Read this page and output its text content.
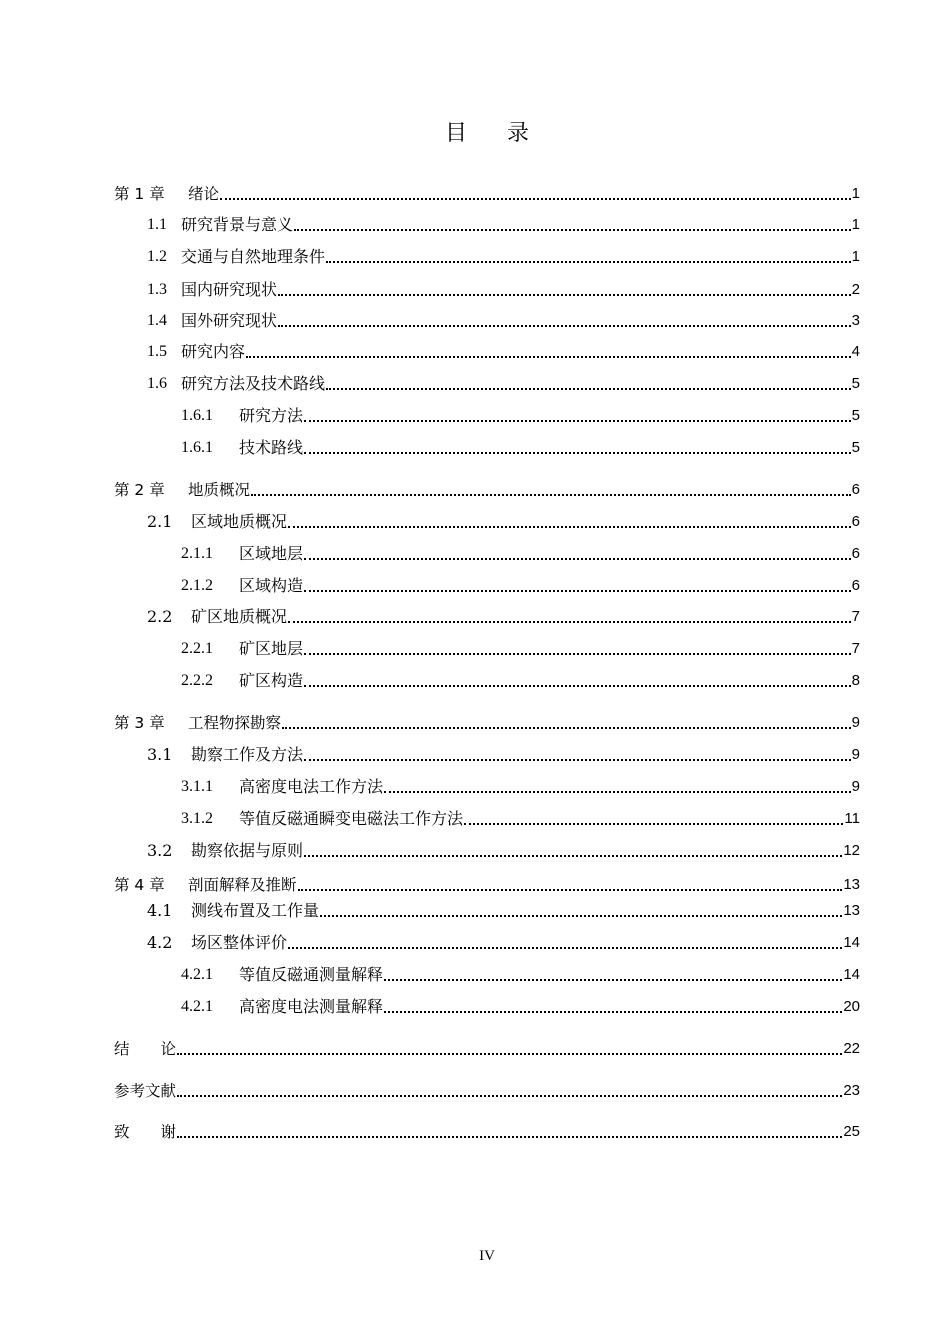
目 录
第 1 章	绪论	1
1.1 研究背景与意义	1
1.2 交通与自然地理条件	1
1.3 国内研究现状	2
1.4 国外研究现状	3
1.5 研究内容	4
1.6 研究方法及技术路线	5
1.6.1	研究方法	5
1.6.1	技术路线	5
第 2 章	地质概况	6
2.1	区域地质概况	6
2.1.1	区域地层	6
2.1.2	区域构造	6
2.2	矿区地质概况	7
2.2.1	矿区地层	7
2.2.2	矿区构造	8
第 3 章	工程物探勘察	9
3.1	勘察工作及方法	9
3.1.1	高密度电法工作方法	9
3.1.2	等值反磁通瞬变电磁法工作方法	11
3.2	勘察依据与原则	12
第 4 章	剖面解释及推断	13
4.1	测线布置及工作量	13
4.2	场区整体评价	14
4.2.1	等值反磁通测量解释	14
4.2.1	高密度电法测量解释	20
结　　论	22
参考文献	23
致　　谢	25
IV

(Required work) Reproduce the entries above word for word. Pictures stay out.

(Reply)
Read this page and output its text content.
目 录
第 1 章	绪论	1
1.1 研究背景与意义	1
1.2 交通与自然地理条件	1
1.3 国内研究现状	2
1.4 国外研究现状	3
1.5 研究内容	4
1.6 研究方法及技术路线	5
1.6.1	研究方法	5
1.6.1	技术路线	5
第 2 章	地质概况	6
2.1	区域地质概况	6
2.1.1	区域地层	6
2.1.2	区域构造	6
2.2	矿区地质概况	7
2.2.1	矿区地层	7
2.2.2	矿区构造	8
第 3 章	工程物探勘察	9
3.1	勘察工作及方法	9
3.1.1	高密度电法工作方法	9
3.1.2	等值反磁通瞬变电磁法工作方法	11
3.2	勘察依据与原则	12
第 4 章	剖面解释及推断	13
4.1	测线布置及工作量	13
4.2	场区整体评价	14
4.2.1	等值反磁通测量解释	14
4.2.1	高密度电法测量解释	20
结　　论	22
参考文献	23
致　　谢	25
IV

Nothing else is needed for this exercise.